**** INPUT FOR THIS TASK
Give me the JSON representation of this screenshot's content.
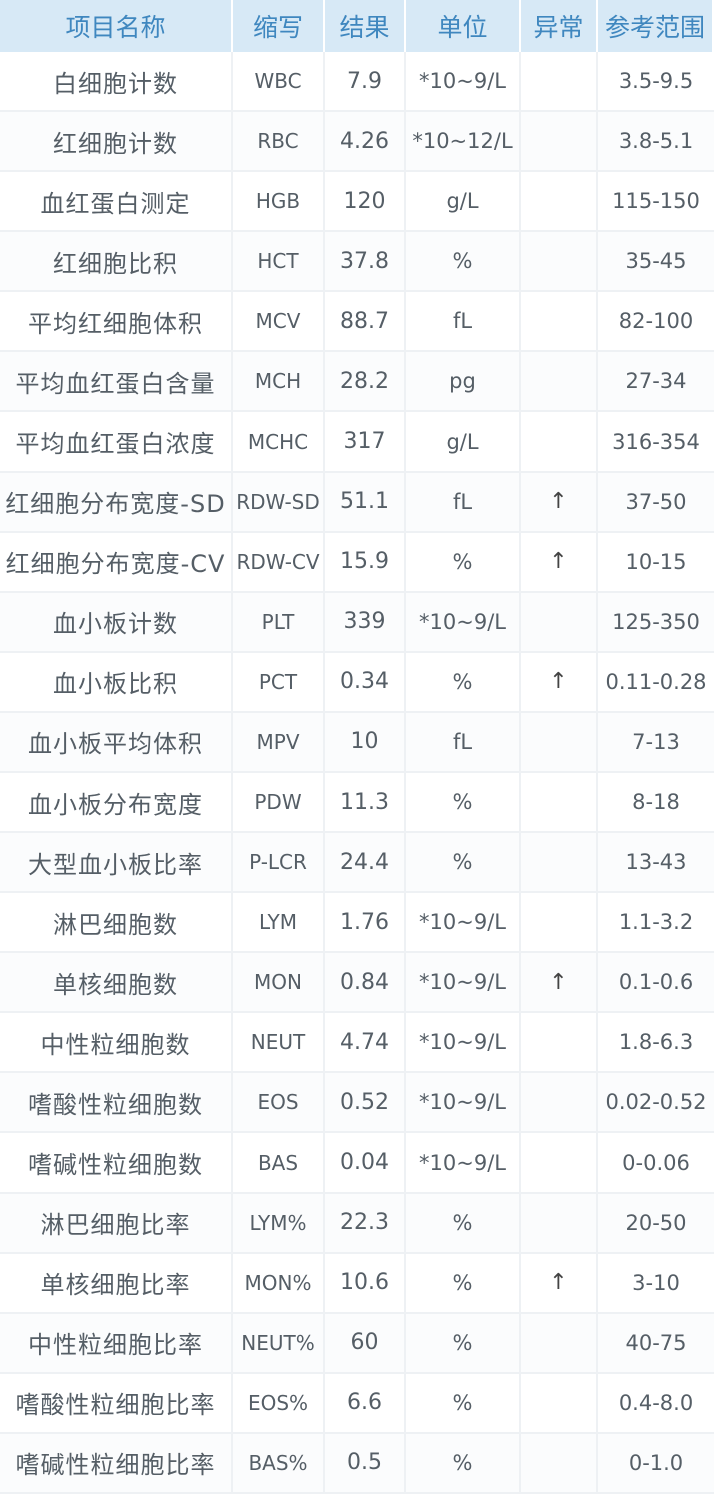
{
  "headers": [
    "项目名称",
    "缩写",
    "结果",
    "单位",
    "异常",
    "参考范围"
  ],
  "rows": [
    {
      "name": "白细胞计数",
      "abbr": "WBC",
      "result": "7.9",
      "unit": "*10~9/L",
      "abnormal": "",
      "ref": "3.5-9.5"
    },
    {
      "name": "红细胞计数",
      "abbr": "RBC",
      "result": "4.26",
      "unit": "*10~12/L",
      "abnormal": "",
      "ref": "3.8-5.1"
    },
    {
      "name": "血红蛋白测定",
      "abbr": "HGB",
      "result": "120",
      "unit": "g/L",
      "abnormal": "",
      "ref": "115-150"
    },
    {
      "name": "红细胞比积",
      "abbr": "HCT",
      "result": "37.8",
      "unit": "%",
      "abnormal": "",
      "ref": "35-45"
    },
    {
      "name": "平均红细胞体积",
      "abbr": "MCV",
      "result": "88.7",
      "unit": "fL",
      "abnormal": "",
      "ref": "82-100"
    },
    {
      "name": "平均血红蛋白含量",
      "abbr": "MCH",
      "result": "28.2",
      "unit": "pg",
      "abnormal": "",
      "ref": "27-34"
    },
    {
      "name": "平均血红蛋白浓度",
      "abbr": "MCHC",
      "result": "317",
      "unit": "g/L",
      "abnormal": "",
      "ref": "316-354"
    },
    {
      "name": "红细胞分布宽度-SD",
      "abbr": "RDW-SD",
      "result": "51.1",
      "unit": "fL",
      "abnormal": "↑",
      "ref": "37-50"
    },
    {
      "name": "红细胞分布宽度-CV",
      "abbr": "RDW-CV",
      "result": "15.9",
      "unit": "%",
      "abnormal": "↑",
      "ref": "10-15"
    },
    {
      "name": "血小板计数",
      "abbr": "PLT",
      "result": "339",
      "unit": "*10~9/L",
      "abnormal": "",
      "ref": "125-350"
    },
    {
      "name": "血小板比积",
      "abbr": "PCT",
      "result": "0.34",
      "unit": "%",
      "abnormal": "↑",
      "ref": "0.11-0.28"
    },
    {
      "name": "血小板平均体积",
      "abbr": "MPV",
      "result": "10",
      "unit": "fL",
      "abnormal": "",
      "ref": "7-13"
    },
    {
      "name": "血小板分布宽度",
      "abbr": "PDW",
      "result": "11.3",
      "unit": "%",
      "abnormal": "",
      "ref": "8-18"
    },
    {
      "name": "大型血小板比率",
      "abbr": "P-LCR",
      "result": "24.4",
      "unit": "%",
      "abnormal": "",
      "ref": "13-43"
    },
    {
      "name": "淋巴细胞数",
      "abbr": "LYM",
      "result": "1.76",
      "unit": "*10~9/L",
      "abnormal": "",
      "ref": "1.1-3.2"
    },
    {
      "name": "单核细胞数",
      "abbr": "MON",
      "result": "0.84",
      "unit": "*10~9/L",
      "abnormal": "↑",
      "ref": "0.1-0.6"
    },
    {
      "name": "中性粒细胞数",
      "abbr": "NEUT",
      "result": "4.74",
      "unit": "*10~9/L",
      "abnormal": "",
      "ref": "1.8-6.3"
    },
    {
      "name": "嗜酸性粒细胞数",
      "abbr": "EOS",
      "result": "0.52",
      "unit": "*10~9/L",
      "abnormal": "",
      "ref": "0.02-0.52"
    },
    {
      "name": "嗜碱性粒细胞数",
      "abbr": "BAS",
      "result": "0.04",
      "unit": "*10~9/L",
      "abnormal": "",
      "ref": "0-0.06"
    },
    {
      "name": "淋巴细胞比率",
      "abbr": "LYM%",
      "result": "22.3",
      "unit": "%",
      "abnormal": "",
      "ref": "20-50"
    },
    {
      "name": "单核细胞比率",
      "abbr": "MON%",
      "result": "10.6",
      "unit": "%",
      "abnormal": "↑",
      "ref": "3-10"
    },
    {
      "name": "中性粒细胞比率",
      "abbr": "NEUT%",
      "result": "60",
      "unit": "%",
      "abnormal": "",
      "ref": "40-75"
    },
    {
      "name": "嗜酸性粒细胞比率",
      "abbr": "EOS%",
      "result": "6.6",
      "unit": "%",
      "abnormal": "",
      "ref": "0.4-8.0"
    },
    {
      "name": "嗜碱性粒细胞比率",
      "abbr": "BAS%",
      "result": "0.5",
      "unit": "%",
      "abnormal": "",
      "ref": "0-1.0"
    }
  ]
}
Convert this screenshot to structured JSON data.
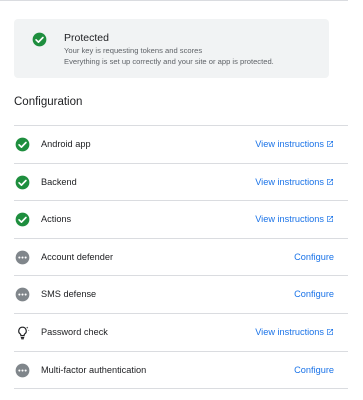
{
  "status": {
    "title": "Protected",
    "line1": "Your key is requesting tokens and scores",
    "line2": "Everything is set up correctly and your site or app is protected.",
    "icon": "check-circle-icon",
    "icon_color": "#1e8e3e"
  },
  "section_title": "Configuration",
  "colors": {
    "success": "#1e8e3e",
    "pending": "#80868b",
    "link": "#1a73e8"
  },
  "items": [
    {
      "label": "Android app",
      "status_icon": "check-circle-icon",
      "action": "View instructions",
      "external": true
    },
    {
      "label": "Backend",
      "status_icon": "check-circle-icon",
      "action": "View instructions",
      "external": true
    },
    {
      "label": "Actions",
      "status_icon": "check-circle-icon",
      "action": "View instructions",
      "external": true
    },
    {
      "label": "Account defender",
      "status_icon": "more-horiz-circle-icon",
      "action": "Configure",
      "external": false
    },
    {
      "label": "SMS defense",
      "status_icon": "more-horiz-circle-icon",
      "action": "Configure",
      "external": false
    },
    {
      "label": "Password check",
      "status_icon": "lightbulb-icon",
      "action": "View instructions",
      "external": true
    },
    {
      "label": "Multi-factor authentication",
      "status_icon": "more-horiz-circle-icon",
      "action": "Configure",
      "external": false
    }
  ]
}
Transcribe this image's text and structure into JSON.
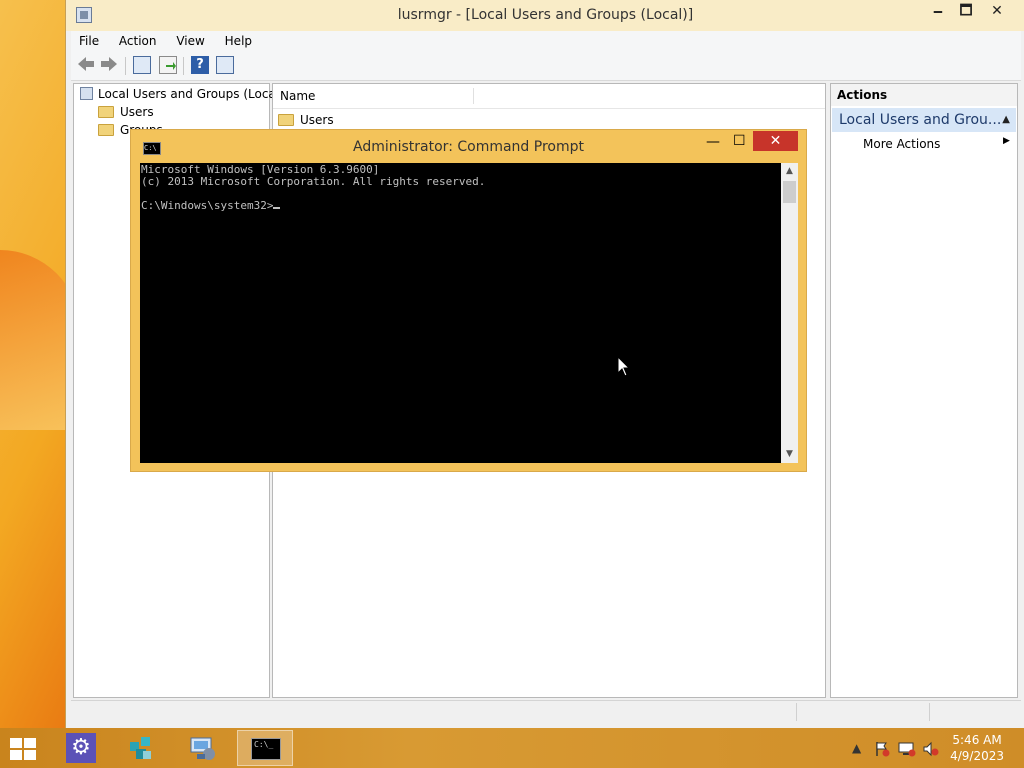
{
  "window": {
    "title": "lusrmgr - [Local Users and Groups (Local)]",
    "min_glyph": "🗕",
    "max_glyph": "🗖",
    "close_glyph": "✕"
  },
  "menu": [
    "File",
    "Action",
    "View",
    "Help"
  ],
  "toolbar": {
    "icons": [
      "back-arrow-icon",
      "forward-arrow-icon",
      "show-hide-tree-icon",
      "export-list-icon",
      "help-icon",
      "show-hide-action-pane-icon"
    ]
  },
  "tree": {
    "root": "Local Users and Groups (Local)",
    "items": [
      "Users",
      "Groups"
    ]
  },
  "list": {
    "column": "Name",
    "rows": [
      "Users"
    ]
  },
  "actions": {
    "header": "Actions",
    "section": "Local Users and Grou...",
    "item": "More Actions"
  },
  "cmd": {
    "title": "Administrator:  Command Prompt",
    "icon_text": "C:\\",
    "lines": [
      "Microsoft Windows [Version 6.3.9600]",
      "(c) 2013 Microsoft Corporation. All rights reserved.",
      "",
      "C:\\Windows\\system32>"
    ],
    "close_glyph": "✕",
    "min_glyph": "—",
    "max_glyph": "☐"
  },
  "taskbar": {
    "apps": [
      "settings-icon",
      "network-setup-icon",
      "computer-management-icon",
      "command-prompt-icon"
    ],
    "clock_time": "5:46 AM",
    "clock_date": "4/9/2023"
  },
  "colors": {
    "titlebar": "#f9ecc7",
    "cmd_frame": "#f3c35a",
    "close_red": "#c7342a",
    "actions_highlight": "#d7e6f7",
    "taskbar": "#d89a33"
  }
}
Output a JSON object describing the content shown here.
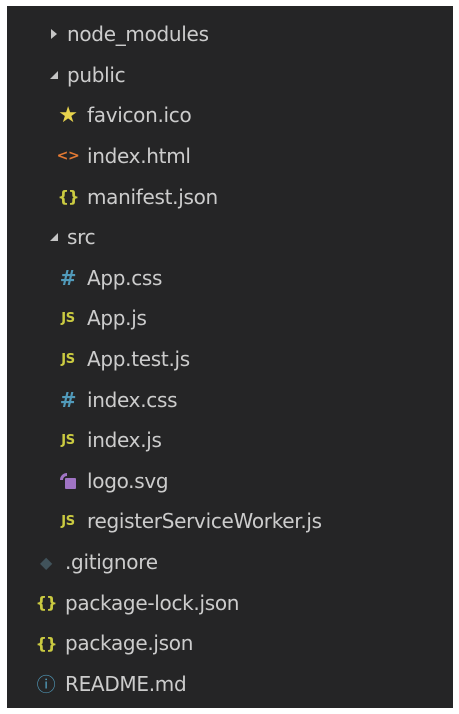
{
  "colors": {
    "panel_bg": "#252526",
    "text": "#cccccc",
    "js": "#cbcb41",
    "css": "#519aba",
    "json": "#cbcb41",
    "html": "#e37933",
    "star": "#e8d44d",
    "svg": "#a074c4",
    "git": "#41535b",
    "info": "#519aba"
  },
  "tree": [
    {
      "label": "node_modules",
      "kind": "folder",
      "expanded": false,
      "icon": "chevron-right-icon"
    },
    {
      "label": "public",
      "kind": "folder",
      "expanded": true,
      "icon": "chevron-down-icon"
    },
    {
      "label": "favicon.ico",
      "kind": "file",
      "icon": "star-icon",
      "glyph": "★"
    },
    {
      "label": "index.html",
      "kind": "file",
      "icon": "html-icon",
      "glyph": "<>"
    },
    {
      "label": "manifest.json",
      "kind": "file",
      "icon": "json-icon",
      "glyph": "{}"
    },
    {
      "label": "src",
      "kind": "folder",
      "expanded": true,
      "icon": "chevron-down-icon"
    },
    {
      "label": "App.css",
      "kind": "file",
      "icon": "css-icon",
      "glyph": "#"
    },
    {
      "label": "App.js",
      "kind": "file",
      "icon": "js-icon",
      "glyph": "JS"
    },
    {
      "label": "App.test.js",
      "kind": "file",
      "icon": "js-icon",
      "glyph": "JS"
    },
    {
      "label": "index.css",
      "kind": "file",
      "icon": "css-icon",
      "glyph": "#"
    },
    {
      "label": "index.js",
      "kind": "file",
      "icon": "js-icon",
      "glyph": "JS"
    },
    {
      "label": "logo.svg",
      "kind": "file",
      "icon": "svg-icon",
      "glyph": ""
    },
    {
      "label": "registerServiceWorker.js",
      "kind": "file",
      "icon": "js-icon",
      "glyph": "JS"
    },
    {
      "label": ".gitignore",
      "kind": "file",
      "icon": "git-icon",
      "glyph": "◆"
    },
    {
      "label": "package-lock.json",
      "kind": "file",
      "icon": "json-icon",
      "glyph": "{}"
    },
    {
      "label": "package.json",
      "kind": "file",
      "icon": "json-icon",
      "glyph": "{}"
    },
    {
      "label": "README.md",
      "kind": "file",
      "icon": "info-icon",
      "glyph": "ⓘ"
    }
  ]
}
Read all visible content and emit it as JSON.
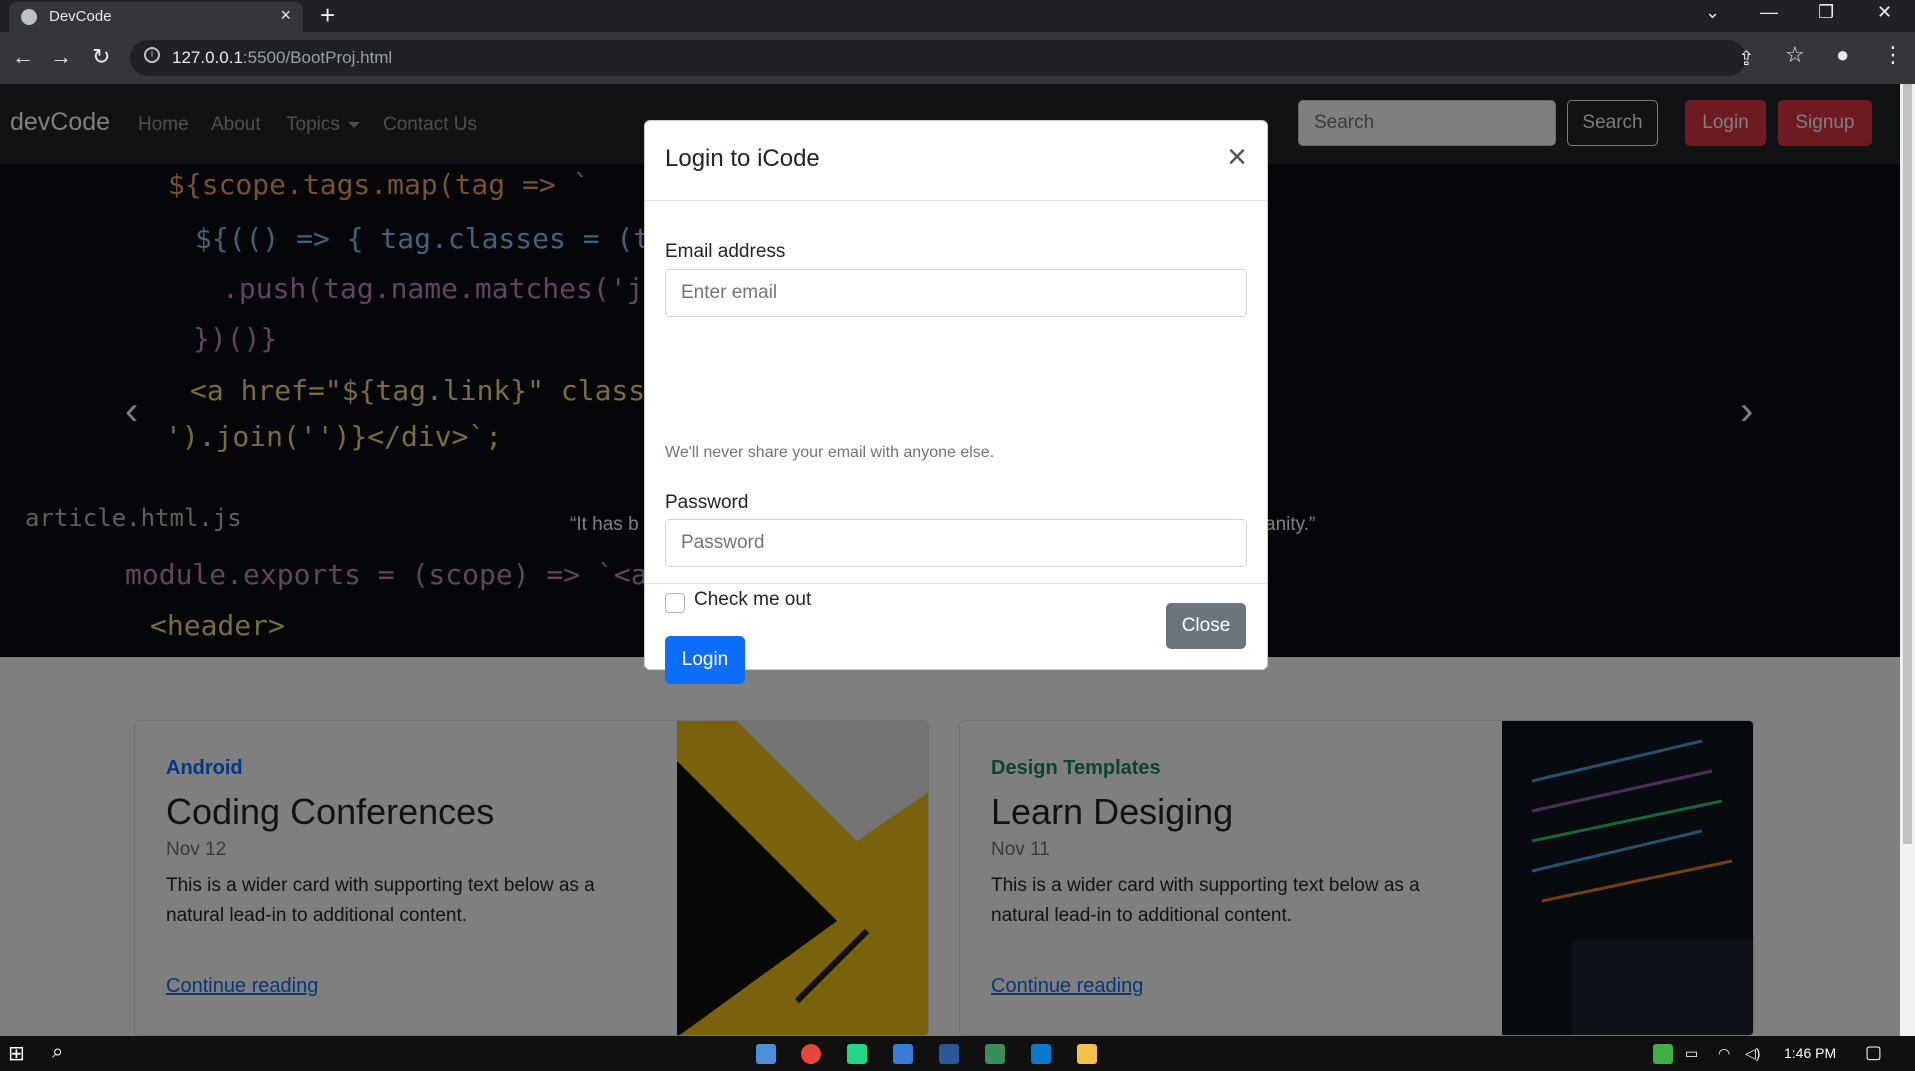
{
  "browser": {
    "tab_title": "DevCode",
    "tab_close": "×",
    "new_tab": "+",
    "url_host": "127.0.0.1",
    "url_path": ":5500/BootProj.html",
    "window_controls": [
      "⌄",
      "—",
      "❐",
      "✕"
    ]
  },
  "navbar": {
    "brand": "devCode",
    "links": [
      "Home",
      "About",
      "Topics",
      "Contact Us"
    ],
    "search_placeholder": "Search",
    "search_button": "Search",
    "login_button": "Login",
    "signup_button": "Signup"
  },
  "carousel": {
    "caption_left": "“It has b",
    "caption_right": "anity.”",
    "prev": "‹",
    "next": "›",
    "code": [
      "${scope.tags.map(tag => `",
      "${(() => { tag.classes = (tag.c",
      ".push(tag.name.matches('js')",
      "})()}",
      "<a href=\"${tag.link}\" class=\"${t",
      "').join('')}</div>`;",
      "article.html.js",
      "module.exports = (scope) => `<article",
      "<header>"
    ]
  },
  "cards": [
    {
      "category": "Android",
      "title": "Coding Conferences",
      "date": "Nov 12",
      "text": "This is a wider card with supporting text below as a natural lead-in to additional content.",
      "link": "Continue reading"
    },
    {
      "category": "Design Templates",
      "title": "Learn Desiging",
      "date": "Nov 11",
      "text": "This is a wider card with supporting text below as a natural lead-in to additional content.",
      "link": "Continue reading"
    }
  ],
  "modal": {
    "title": "Login to iCode",
    "close_x": "×",
    "email_label": "Email address",
    "email_placeholder": "Enter email",
    "email_help": "We'll never share your email with anyone else.",
    "password_label": "Password",
    "password_placeholder": "Password",
    "checkbox_label": "Check me out",
    "submit": "Login",
    "close_button": "Close"
  },
  "taskbar": {
    "time": "1:46 PM"
  },
  "colors": {
    "primary": "#0d6efd",
    "danger": "#dc3545",
    "secondary": "#6c757d",
    "android": "#0d6efd",
    "design": "#198754"
  }
}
********
§ EXERCISE DESCRIPTION
In the listing above, locate each line with "index" and copy it.

§ SOLUTION FOR THIS TASK
      "label": "index.html",
      "label": "index.css",
      "label": "index.js",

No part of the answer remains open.